== Task prompt ==
Reproduce all of the records word for word, omitting the pictures.

Data entries for graphics:
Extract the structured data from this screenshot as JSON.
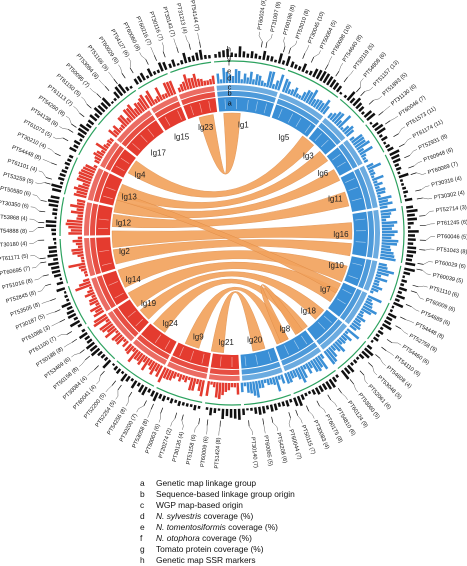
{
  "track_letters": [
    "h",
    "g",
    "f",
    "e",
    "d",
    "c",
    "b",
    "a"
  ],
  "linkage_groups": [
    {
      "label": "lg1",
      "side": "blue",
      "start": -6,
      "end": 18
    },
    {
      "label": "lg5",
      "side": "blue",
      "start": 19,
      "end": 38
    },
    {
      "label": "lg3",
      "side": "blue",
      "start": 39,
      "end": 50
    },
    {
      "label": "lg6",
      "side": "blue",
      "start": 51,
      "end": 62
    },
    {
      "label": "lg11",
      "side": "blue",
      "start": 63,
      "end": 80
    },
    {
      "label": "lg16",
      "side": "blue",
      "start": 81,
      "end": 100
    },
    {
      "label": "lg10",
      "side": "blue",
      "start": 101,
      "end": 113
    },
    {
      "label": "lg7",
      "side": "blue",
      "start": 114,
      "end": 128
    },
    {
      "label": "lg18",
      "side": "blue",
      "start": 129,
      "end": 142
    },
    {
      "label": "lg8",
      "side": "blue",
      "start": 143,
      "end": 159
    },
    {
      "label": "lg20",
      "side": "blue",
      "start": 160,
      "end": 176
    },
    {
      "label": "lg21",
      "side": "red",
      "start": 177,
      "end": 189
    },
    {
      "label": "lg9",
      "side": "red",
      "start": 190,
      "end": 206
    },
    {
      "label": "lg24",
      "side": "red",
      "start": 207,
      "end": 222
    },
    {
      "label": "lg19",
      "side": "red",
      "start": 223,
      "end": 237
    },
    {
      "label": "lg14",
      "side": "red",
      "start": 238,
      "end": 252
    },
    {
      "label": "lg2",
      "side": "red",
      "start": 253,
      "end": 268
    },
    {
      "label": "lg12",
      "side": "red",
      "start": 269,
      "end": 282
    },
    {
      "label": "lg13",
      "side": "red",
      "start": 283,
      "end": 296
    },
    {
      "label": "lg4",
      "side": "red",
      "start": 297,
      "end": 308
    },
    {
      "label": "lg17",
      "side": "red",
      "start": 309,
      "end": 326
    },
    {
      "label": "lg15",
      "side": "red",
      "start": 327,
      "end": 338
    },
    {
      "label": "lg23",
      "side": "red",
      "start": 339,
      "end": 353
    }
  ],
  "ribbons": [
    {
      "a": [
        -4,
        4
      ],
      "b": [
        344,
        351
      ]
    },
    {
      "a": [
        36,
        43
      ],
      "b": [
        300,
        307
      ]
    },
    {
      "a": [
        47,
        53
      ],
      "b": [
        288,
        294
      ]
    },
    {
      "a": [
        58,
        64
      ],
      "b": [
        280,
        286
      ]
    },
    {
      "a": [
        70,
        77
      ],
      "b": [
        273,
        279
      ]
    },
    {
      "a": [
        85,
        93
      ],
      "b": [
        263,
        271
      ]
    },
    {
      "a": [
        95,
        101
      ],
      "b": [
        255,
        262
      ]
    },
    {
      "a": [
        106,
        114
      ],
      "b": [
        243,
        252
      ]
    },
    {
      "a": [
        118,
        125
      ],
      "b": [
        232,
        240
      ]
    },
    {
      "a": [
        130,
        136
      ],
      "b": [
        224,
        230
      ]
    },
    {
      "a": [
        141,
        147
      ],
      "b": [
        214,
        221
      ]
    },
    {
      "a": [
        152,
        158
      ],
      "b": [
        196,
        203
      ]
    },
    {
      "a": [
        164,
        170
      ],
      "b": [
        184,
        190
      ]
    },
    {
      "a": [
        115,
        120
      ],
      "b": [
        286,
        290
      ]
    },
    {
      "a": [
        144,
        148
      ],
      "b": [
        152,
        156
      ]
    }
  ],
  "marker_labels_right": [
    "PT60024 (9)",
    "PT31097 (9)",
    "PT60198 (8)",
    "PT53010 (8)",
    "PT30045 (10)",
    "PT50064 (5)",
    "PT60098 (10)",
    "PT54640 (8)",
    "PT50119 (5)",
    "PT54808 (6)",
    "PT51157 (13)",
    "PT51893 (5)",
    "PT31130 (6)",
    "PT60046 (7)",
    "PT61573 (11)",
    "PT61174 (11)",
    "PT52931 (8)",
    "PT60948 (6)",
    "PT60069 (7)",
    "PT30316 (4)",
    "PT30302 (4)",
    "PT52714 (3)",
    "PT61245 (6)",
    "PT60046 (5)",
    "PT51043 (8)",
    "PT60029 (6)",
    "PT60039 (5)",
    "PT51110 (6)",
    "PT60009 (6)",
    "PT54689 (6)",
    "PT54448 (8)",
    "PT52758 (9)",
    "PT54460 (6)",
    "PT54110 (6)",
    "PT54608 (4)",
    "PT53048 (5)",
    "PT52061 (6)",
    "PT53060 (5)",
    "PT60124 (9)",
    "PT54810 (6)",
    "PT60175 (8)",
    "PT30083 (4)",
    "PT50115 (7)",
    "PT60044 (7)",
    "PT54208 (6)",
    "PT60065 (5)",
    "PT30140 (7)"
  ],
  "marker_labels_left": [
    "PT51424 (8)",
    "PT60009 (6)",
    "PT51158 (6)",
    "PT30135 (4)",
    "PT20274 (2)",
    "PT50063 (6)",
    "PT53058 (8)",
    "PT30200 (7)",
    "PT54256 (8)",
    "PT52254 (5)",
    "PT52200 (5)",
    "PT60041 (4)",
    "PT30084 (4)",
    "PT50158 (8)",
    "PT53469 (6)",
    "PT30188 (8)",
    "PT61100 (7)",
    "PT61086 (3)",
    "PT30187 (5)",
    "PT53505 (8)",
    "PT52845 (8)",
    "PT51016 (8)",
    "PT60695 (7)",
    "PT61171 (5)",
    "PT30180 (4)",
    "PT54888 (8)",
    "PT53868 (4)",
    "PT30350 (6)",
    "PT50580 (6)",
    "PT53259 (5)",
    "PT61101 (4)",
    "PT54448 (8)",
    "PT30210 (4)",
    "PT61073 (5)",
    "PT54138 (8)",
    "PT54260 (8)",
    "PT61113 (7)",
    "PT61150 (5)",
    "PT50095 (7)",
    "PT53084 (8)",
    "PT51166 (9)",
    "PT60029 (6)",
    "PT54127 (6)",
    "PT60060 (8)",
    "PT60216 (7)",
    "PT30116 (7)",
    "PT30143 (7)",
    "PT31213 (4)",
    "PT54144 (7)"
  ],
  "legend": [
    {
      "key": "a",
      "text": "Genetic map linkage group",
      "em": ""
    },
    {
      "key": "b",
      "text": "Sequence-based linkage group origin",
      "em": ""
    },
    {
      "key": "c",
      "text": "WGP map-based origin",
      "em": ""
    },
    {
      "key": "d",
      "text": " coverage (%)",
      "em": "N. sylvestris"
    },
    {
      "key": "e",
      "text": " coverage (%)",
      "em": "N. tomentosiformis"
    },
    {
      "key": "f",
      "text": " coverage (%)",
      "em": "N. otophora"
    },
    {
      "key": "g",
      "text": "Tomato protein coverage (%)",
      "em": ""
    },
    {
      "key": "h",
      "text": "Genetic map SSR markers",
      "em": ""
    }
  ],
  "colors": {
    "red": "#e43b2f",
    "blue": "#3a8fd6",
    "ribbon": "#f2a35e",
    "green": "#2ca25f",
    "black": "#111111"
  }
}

== Exercise solution ==
Extract the structured data from this screenshot as JSON.
{
  "track_letters": [
    "h",
    "g",
    "f",
    "e",
    "d",
    "c",
    "b",
    "a"
  ],
  "linkage_groups": [
    {
      "label": "lg1",
      "side": "blue",
      "start": -6,
      "end": 18
    },
    {
      "label": "lg5",
      "side": "blue",
      "start": 19,
      "end": 38
    },
    {
      "label": "lg3",
      "side": "blue",
      "start": 39,
      "end": 50
    },
    {
      "label": "lg6",
      "side": "blue",
      "start": 51,
      "end": 62
    },
    {
      "label": "lg11",
      "side": "blue",
      "start": 63,
      "end": 80
    },
    {
      "label": "lg16",
      "side": "blue",
      "start": 81,
      "end": 100
    },
    {
      "label": "lg10",
      "side": "blue",
      "start": 101,
      "end": 113
    },
    {
      "label": "lg7",
      "side": "blue",
      "start": 114,
      "end": 128
    },
    {
      "label": "lg18",
      "side": "blue",
      "start": 129,
      "end": 142
    },
    {
      "label": "lg8",
      "side": "blue",
      "start": 143,
      "end": 159
    },
    {
      "label": "lg20",
      "side": "blue",
      "start": 160,
      "end": 176
    },
    {
      "label": "lg21",
      "side": "red",
      "start": 177,
      "end": 189
    },
    {
      "label": "lg9",
      "side": "red",
      "start": 190,
      "end": 206
    },
    {
      "label": "lg24",
      "side": "red",
      "start": 207,
      "end": 222
    },
    {
      "label": "lg19",
      "side": "red",
      "start": 223,
      "end": 237
    },
    {
      "label": "lg14",
      "side": "red",
      "start": 238,
      "end": 252
    },
    {
      "label": "lg2",
      "side": "red",
      "start": 253,
      "end": 268
    },
    {
      "label": "lg12",
      "side": "red",
      "start": 269,
      "end": 282
    },
    {
      "label": "lg13",
      "side": "red",
      "start": 283,
      "end": 296
    },
    {
      "label": "lg4",
      "side": "red",
      "start": 297,
      "end": 308
    },
    {
      "label": "lg17",
      "side": "red",
      "start": 309,
      "end": 326
    },
    {
      "label": "lg15",
      "side": "red",
      "start": 327,
      "end": 338
    },
    {
      "label": "lg23",
      "side": "red",
      "start": 339,
      "end": 353
    }
  ],
  "ribbons": [
    {
      "a": [
        -4,
        4
      ],
      "b": [
        344,
        351
      ]
    },
    {
      "a": [
        36,
        43
      ],
      "b": [
        300,
        307
      ]
    },
    {
      "a": [
        47,
        53
      ],
      "b": [
        288,
        294
      ]
    },
    {
      "a": [
        58,
        64
      ],
      "b": [
        280,
        286
      ]
    },
    {
      "a": [
        70,
        77
      ],
      "b": [
        273,
        279
      ]
    },
    {
      "a": [
        85,
        93
      ],
      "b": [
        263,
        271
      ]
    },
    {
      "a": [
        95,
        101
      ],
      "b": [
        255,
        262
      ]
    },
    {
      "a": [
        106,
        114
      ],
      "b": [
        243,
        252
      ]
    },
    {
      "a": [
        118,
        125
      ],
      "b": [
        232,
        240
      ]
    },
    {
      "a": [
        130,
        136
      ],
      "b": [
        224,
        230
      ]
    },
    {
      "a": [
        141,
        147
      ],
      "b": [
        214,
        221
      ]
    },
    {
      "a": [
        152,
        158
      ],
      "b": [
        196,
        203
      ]
    },
    {
      "a": [
        164,
        170
      ],
      "b": [
        184,
        190
      ]
    },
    {
      "a": [
        115,
        120
      ],
      "b": [
        286,
        290
      ]
    },
    {
      "a": [
        144,
        148
      ],
      "b": [
        152,
        156
      ]
    }
  ],
  "marker_labels_right": [
    "PT60024 (9)",
    "PT31097 (9)",
    "PT60198 (8)",
    "PT53010 (8)",
    "PT30045 (10)",
    "PT50064 (5)",
    "PT60098 (10)",
    "PT54640 (8)",
    "PT50119 (5)",
    "PT54808 (6)",
    "PT51157 (13)",
    "PT51893 (5)",
    "PT31130 (6)",
    "PT60046 (7)",
    "PT61573 (11)",
    "PT61174 (11)",
    "PT52931 (8)",
    "PT60948 (6)",
    "PT60069 (7)",
    "PT30316 (4)",
    "PT30302 (4)",
    "PT52714 (3)",
    "PT61245 (6)",
    "PT60046 (5)",
    "PT51043 (8)",
    "PT60029 (6)",
    "PT60039 (5)",
    "PT51110 (6)",
    "PT60009 (6)",
    "PT54689 (6)",
    "PT54448 (8)",
    "PT52758 (9)",
    "PT54460 (6)",
    "PT54110 (6)",
    "PT54608 (4)",
    "PT53048 (5)",
    "PT52061 (6)",
    "PT53060 (5)",
    "PT60124 (9)",
    "PT54810 (6)",
    "PT60175 (8)",
    "PT30083 (4)",
    "PT50115 (7)",
    "PT60044 (7)",
    "PT54208 (6)",
    "PT60065 (5)",
    "PT30140 (7)"
  ],
  "marker_labels_left": [
    "PT51424 (8)",
    "PT60009 (6)",
    "PT51158 (6)",
    "PT30135 (4)",
    "PT20274 (2)",
    "PT50063 (6)",
    "PT53058 (8)",
    "PT30200 (7)",
    "PT54256 (8)",
    "PT52254 (5)",
    "PT52200 (5)",
    "PT60041 (4)",
    "PT30084 (4)",
    "PT50158 (8)",
    "PT53469 (6)",
    "PT30188 (8)",
    "PT61100 (7)",
    "PT61086 (3)",
    "PT30187 (5)",
    "PT53505 (8)",
    "PT52845 (8)",
    "PT51016 (8)",
    "PT60695 (7)",
    "PT61171 (5)",
    "PT30180 (4)",
    "PT54888 (8)",
    "PT53868 (4)",
    "PT30350 (6)",
    "PT50580 (6)",
    "PT53259 (5)",
    "PT61101 (4)",
    "PT54448 (8)",
    "PT30210 (4)",
    "PT61073 (5)",
    "PT54138 (8)",
    "PT54260 (8)",
    "PT61113 (7)",
    "PT61150 (5)",
    "PT50095 (7)",
    "PT53084 (8)",
    "PT51166 (9)",
    "PT60029 (6)",
    "PT54127 (6)",
    "PT60060 (8)",
    "PT60216 (7)",
    "PT30116 (7)",
    "PT30143 (7)",
    "PT31213 (4)",
    "PT54144 (7)"
  ],
  "legend": [
    {
      "key": "a",
      "text": "Genetic map linkage group",
      "em": ""
    },
    {
      "key": "b",
      "text": "Sequence-based linkage group origin",
      "em": ""
    },
    {
      "key": "c",
      "text": "WGP map-based origin",
      "em": ""
    },
    {
      "key": "d",
      "text": " coverage (%)",
      "em": "N. sylvestris"
    },
    {
      "key": "e",
      "text": " coverage (%)",
      "em": "N. tomentosiformis"
    },
    {
      "key": "f",
      "text": " coverage (%)",
      "em": "N. otophora"
    },
    {
      "key": "g",
      "text": "Tomato protein coverage (%)",
      "em": ""
    },
    {
      "key": "h",
      "text": "Genetic map SSR markers",
      "em": ""
    }
  ],
  "colors": {
    "red": "#e43b2f",
    "blue": "#3a8fd6",
    "ribbon": "#f2a35e",
    "green": "#2ca25f",
    "black": "#111111"
  }
}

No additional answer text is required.